Look below and pull out each line with the word "content".

==== Material supplied

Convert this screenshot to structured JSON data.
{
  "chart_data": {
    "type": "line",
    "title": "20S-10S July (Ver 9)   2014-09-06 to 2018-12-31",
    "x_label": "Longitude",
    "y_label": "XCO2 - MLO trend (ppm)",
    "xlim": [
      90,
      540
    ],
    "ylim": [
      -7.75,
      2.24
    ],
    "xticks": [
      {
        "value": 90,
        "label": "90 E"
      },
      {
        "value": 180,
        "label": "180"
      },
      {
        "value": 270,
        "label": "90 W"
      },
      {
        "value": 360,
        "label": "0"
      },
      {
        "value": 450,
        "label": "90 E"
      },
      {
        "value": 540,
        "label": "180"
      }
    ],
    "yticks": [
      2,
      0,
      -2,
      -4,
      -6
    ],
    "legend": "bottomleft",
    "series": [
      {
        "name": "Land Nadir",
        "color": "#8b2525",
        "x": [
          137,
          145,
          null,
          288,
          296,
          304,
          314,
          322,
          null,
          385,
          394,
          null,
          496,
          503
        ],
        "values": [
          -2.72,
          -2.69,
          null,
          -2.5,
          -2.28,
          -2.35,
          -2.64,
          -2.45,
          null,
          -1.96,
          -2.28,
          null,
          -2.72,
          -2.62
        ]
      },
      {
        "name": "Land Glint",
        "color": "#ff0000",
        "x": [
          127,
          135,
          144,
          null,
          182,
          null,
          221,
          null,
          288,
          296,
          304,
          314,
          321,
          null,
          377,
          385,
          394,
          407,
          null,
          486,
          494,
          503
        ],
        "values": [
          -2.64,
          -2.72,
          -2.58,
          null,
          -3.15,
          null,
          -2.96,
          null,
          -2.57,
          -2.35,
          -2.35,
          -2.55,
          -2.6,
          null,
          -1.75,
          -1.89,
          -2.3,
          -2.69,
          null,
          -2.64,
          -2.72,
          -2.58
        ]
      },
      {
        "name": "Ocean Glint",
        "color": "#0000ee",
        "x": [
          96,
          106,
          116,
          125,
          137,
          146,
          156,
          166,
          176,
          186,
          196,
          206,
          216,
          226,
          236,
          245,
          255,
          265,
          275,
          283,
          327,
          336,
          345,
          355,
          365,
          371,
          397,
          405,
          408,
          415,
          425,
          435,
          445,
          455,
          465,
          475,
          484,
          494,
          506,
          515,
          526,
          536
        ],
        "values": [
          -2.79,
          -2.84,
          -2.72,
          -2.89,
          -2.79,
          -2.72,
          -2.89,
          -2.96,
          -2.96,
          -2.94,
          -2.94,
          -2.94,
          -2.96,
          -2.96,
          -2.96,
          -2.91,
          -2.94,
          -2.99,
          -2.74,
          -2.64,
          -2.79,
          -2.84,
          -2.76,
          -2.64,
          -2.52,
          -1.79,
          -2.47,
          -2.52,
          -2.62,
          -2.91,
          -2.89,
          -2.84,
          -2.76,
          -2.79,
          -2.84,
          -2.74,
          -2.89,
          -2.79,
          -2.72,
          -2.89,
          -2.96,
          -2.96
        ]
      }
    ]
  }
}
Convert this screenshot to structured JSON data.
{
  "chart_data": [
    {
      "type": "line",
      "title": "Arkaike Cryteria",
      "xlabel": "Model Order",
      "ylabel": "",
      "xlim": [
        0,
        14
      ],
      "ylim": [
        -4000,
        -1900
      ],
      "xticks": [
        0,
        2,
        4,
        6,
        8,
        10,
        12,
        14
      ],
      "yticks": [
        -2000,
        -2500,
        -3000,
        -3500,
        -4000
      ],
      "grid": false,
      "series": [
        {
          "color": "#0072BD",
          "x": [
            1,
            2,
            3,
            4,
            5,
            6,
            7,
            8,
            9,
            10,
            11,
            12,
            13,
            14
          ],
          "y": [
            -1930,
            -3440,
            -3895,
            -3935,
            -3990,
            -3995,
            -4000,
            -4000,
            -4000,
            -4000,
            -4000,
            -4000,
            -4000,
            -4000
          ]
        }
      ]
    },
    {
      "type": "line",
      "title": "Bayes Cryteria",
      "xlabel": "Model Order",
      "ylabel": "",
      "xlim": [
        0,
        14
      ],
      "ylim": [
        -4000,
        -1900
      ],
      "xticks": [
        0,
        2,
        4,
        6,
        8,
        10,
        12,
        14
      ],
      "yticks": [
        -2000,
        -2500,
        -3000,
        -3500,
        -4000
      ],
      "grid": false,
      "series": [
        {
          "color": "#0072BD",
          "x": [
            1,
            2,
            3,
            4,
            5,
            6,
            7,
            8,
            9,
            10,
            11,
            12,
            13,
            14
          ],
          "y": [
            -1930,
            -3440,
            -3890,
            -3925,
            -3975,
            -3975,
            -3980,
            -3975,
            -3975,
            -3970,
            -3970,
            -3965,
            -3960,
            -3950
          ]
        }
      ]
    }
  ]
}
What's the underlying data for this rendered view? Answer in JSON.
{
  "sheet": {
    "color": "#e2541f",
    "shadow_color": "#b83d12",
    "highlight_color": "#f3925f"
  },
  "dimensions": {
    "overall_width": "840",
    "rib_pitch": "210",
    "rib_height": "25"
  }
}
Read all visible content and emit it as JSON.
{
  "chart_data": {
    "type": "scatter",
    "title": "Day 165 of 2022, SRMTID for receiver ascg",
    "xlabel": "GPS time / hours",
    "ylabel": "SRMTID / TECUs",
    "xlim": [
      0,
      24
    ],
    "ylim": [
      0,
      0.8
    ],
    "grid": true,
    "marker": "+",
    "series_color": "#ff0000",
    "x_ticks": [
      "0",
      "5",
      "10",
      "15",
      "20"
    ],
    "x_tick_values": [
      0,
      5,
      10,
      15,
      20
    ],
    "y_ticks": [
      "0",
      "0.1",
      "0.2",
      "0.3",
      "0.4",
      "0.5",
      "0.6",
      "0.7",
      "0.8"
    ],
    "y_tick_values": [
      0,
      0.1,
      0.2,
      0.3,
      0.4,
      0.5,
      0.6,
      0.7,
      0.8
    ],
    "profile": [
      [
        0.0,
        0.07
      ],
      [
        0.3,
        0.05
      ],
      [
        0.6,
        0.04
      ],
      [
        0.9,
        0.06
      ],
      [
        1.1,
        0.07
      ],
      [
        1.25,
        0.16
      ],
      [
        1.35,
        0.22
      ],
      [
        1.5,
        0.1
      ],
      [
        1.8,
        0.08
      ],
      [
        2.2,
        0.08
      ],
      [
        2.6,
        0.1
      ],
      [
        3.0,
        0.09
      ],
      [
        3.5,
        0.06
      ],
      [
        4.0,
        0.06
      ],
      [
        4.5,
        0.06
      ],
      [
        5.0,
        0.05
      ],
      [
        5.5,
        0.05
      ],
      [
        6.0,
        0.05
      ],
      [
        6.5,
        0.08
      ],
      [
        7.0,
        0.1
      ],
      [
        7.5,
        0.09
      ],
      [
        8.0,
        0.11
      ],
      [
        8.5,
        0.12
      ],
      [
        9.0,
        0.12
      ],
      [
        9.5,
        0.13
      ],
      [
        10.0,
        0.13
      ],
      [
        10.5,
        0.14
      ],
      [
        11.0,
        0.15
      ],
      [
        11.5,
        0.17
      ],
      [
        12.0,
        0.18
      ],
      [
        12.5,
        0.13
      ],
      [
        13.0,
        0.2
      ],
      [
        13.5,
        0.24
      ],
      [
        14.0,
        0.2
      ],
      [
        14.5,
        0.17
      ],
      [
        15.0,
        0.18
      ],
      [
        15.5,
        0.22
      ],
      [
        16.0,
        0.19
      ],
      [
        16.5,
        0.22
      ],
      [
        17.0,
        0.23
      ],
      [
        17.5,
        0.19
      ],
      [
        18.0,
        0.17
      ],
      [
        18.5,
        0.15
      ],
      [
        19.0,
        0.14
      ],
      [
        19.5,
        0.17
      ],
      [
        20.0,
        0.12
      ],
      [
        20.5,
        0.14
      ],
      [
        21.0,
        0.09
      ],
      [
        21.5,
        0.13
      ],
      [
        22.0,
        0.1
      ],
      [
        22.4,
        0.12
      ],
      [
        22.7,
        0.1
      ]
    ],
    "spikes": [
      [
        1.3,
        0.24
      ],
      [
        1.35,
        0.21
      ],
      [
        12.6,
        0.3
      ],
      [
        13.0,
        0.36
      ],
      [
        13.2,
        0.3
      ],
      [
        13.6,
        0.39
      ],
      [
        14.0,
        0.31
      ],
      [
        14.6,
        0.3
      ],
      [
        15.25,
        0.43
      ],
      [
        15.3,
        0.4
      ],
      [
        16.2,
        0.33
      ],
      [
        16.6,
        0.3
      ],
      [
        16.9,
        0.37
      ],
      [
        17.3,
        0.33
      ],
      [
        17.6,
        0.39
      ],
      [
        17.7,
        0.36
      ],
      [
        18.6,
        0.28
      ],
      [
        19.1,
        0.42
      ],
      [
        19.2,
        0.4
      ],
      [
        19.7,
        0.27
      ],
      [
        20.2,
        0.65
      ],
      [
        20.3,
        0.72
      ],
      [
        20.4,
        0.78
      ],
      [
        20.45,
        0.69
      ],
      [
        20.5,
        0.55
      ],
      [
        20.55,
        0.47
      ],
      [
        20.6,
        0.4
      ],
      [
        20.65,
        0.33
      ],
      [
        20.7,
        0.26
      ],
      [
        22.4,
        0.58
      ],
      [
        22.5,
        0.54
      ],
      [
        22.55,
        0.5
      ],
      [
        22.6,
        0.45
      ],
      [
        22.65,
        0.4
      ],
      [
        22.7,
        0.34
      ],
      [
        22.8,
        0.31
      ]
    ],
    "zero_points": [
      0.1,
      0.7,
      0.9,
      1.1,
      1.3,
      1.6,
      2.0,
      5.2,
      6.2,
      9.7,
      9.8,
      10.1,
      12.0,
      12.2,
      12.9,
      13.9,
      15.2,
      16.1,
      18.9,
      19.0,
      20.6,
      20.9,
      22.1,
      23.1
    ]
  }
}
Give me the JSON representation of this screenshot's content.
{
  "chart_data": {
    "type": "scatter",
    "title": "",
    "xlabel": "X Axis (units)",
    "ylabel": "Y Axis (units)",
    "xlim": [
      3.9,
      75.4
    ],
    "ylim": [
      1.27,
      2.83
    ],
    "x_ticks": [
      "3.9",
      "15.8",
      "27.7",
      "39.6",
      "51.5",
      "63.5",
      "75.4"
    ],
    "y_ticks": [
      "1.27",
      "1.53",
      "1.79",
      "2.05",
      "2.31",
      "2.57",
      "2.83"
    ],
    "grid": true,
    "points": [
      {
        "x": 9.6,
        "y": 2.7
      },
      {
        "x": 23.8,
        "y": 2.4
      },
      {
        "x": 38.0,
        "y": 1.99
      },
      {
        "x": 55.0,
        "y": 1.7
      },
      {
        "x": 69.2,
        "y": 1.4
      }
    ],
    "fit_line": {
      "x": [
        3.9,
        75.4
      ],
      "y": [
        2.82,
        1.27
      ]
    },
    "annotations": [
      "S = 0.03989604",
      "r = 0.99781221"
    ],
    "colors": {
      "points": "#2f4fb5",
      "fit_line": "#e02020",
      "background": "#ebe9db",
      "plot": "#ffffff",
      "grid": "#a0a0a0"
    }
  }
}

========

Output:
Read all visible content and emit it as JSON.
Give me the JSON representation of this screenshot's content.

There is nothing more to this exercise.